▶ [TASK PROMPT]: In the article on marine pollution, substitute "dawn" for "midnight" and give the passage from "Does the Maritime" up to and including "Zealand’s marine environment.".
═══ PAGE EXCERPT ═══
Does the Maritime Transport Act 1994 (NZ) Effectively Inhibit Marine Pollution?

Author:Luke Knights
Position:Luke Knights is an LLB(Hons) student at the University of Auckland. The author is indebted to Associate Professor Paul Myburgh of the National University of Singapore for his insightful comments and support in the writing of this paper
(2015) 29 ANZ Mar LJ
Luke Knights
It was almost midnight when the Fouler ploughed into New Zealand’s Exclusive Economic Zone, destined for
the port of Auckland. The Liberian flagged super-tanker had departed Ras Tanura, with its Filipino crew,
several weeks earlier. Laden with crude oil, it posed a serious danger to New Zealand’s marine environment.
However, the threat of an accidental disaster was not the only menace the tanker posed. Intentional discharges
and the culture of concealment fostered among the crew presented the greatest hazard. Motivated by gratuities if
the costs of discharging at port reception facilities were avoided, the crew readily closed the valve to the waste
oil feed and mechanically disconnected the fittings to the oily water separator (OWS). The Chief Engineer then
redirected the waste oil feed line into a prefabricated piping system concealed under the engine room floor,
bypassing the OWS and tunnelling directly into the sea.1 Orders were then given by the Master to open the valve
until all waste oils were discharged. Once complete, the crew perfunctorily reconnected the standard pipes,
replaced the floor plates, and hastily applied spray paint to the paint-chipped bolts to conceal any lingering
evidence. The crew worked competently under the cloak of night, discharging the toxic oils within the course of
a few minutes. While the oily residues trailed the super tanker for several miles, the Fouler was safely in port
and clear of any evidential connection before the operational discharge was exposed.
═══ GIVEN RECORDS ═══
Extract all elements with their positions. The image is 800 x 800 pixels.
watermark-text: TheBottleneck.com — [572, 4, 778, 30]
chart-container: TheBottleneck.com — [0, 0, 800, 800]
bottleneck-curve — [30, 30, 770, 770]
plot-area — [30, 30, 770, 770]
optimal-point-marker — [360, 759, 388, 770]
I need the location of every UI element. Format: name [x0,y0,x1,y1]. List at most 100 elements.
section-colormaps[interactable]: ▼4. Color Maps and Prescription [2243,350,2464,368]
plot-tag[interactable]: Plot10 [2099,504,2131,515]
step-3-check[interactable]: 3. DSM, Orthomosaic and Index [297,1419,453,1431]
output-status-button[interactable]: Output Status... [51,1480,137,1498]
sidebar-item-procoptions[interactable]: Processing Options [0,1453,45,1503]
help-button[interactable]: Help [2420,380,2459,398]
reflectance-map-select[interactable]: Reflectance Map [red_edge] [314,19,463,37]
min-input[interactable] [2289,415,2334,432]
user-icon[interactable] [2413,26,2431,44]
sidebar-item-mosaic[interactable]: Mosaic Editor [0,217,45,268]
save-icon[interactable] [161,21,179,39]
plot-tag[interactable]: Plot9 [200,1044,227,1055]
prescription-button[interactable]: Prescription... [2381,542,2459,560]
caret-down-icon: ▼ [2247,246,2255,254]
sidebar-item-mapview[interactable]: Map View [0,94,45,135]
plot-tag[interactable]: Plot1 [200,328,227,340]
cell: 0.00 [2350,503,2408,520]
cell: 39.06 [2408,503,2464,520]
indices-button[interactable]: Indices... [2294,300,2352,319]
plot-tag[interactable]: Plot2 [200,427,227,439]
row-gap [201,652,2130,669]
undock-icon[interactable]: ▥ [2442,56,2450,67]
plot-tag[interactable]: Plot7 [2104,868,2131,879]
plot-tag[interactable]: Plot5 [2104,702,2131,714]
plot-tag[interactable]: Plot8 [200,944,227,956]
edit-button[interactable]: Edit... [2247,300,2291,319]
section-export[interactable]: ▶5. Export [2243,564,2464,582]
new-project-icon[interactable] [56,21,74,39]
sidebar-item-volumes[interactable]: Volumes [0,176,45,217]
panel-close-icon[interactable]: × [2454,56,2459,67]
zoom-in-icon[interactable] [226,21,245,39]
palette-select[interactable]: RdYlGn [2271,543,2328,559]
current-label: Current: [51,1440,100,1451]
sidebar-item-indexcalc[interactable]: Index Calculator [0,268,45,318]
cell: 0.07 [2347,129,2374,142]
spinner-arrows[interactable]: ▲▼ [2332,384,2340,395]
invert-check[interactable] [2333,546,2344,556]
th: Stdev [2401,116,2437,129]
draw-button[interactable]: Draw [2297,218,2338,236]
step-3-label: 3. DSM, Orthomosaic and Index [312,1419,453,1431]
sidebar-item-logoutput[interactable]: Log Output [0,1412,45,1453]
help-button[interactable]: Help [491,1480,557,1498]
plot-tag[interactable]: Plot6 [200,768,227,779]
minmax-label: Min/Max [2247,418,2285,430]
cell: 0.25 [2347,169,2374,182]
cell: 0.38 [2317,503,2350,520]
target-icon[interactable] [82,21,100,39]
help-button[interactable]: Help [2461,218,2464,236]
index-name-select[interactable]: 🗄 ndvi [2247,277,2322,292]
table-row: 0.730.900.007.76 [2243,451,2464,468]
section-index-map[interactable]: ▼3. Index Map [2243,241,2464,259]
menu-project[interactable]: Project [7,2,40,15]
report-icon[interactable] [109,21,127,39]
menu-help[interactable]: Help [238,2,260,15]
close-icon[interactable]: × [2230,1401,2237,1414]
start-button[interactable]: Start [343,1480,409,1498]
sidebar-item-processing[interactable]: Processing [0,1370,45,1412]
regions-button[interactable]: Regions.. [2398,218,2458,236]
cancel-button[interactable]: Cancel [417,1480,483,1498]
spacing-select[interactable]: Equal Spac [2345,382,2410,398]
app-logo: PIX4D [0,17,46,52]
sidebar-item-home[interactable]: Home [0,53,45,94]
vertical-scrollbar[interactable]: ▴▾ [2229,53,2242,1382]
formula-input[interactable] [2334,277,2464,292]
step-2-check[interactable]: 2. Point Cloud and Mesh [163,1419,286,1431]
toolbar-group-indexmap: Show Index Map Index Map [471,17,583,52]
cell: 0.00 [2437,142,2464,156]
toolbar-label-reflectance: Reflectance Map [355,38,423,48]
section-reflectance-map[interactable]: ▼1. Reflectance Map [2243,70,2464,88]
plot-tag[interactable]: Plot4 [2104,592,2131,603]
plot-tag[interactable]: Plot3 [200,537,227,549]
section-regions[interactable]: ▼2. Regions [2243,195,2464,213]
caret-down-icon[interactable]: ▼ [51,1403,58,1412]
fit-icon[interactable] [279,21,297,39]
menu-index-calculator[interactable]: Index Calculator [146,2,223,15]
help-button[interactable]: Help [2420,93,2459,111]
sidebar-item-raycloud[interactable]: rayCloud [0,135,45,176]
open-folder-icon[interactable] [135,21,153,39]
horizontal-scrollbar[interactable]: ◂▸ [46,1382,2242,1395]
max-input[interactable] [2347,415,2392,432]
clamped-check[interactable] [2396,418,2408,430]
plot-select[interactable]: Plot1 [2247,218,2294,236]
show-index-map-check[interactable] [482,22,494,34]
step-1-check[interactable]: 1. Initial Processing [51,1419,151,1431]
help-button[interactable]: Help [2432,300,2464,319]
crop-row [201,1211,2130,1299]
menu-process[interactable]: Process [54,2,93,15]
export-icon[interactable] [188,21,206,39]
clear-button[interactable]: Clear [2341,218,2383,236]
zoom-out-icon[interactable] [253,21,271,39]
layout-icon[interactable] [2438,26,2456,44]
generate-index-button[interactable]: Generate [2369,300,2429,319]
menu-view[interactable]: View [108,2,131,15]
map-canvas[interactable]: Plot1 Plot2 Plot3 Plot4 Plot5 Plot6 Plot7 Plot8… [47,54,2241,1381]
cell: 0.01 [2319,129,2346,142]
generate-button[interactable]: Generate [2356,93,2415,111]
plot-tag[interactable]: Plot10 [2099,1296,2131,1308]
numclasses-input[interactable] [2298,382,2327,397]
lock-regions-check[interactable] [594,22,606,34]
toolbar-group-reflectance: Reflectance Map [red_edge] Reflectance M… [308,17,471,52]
═══
▶ [RESULT BELOW]:
Does the Maritime Transport Act 1994 (NZ) Effectively Inhibit Marine Pollution?

Author:Luke Knights
Position:Luke Knights is an LLB(Hons) student at the University of Auckland. The author is indebted to Associate Professor Paul Myburgh of the National University of Singapore for his insightful comments and support in the writing of this paper
(2015) 29 ANZ Mar LJ
Luke Knights
It was almost dawn when the Fouler ploughed into New Zealand’s Exclusive Economic Zone, destined for
the port of Auckland. The Liberian flagged super-tanker had departed Ras Tanura, with its Filipino crew,
several weeks earlier. Laden with crude oil, it posed a serious danger to New Zealand’s marine environment.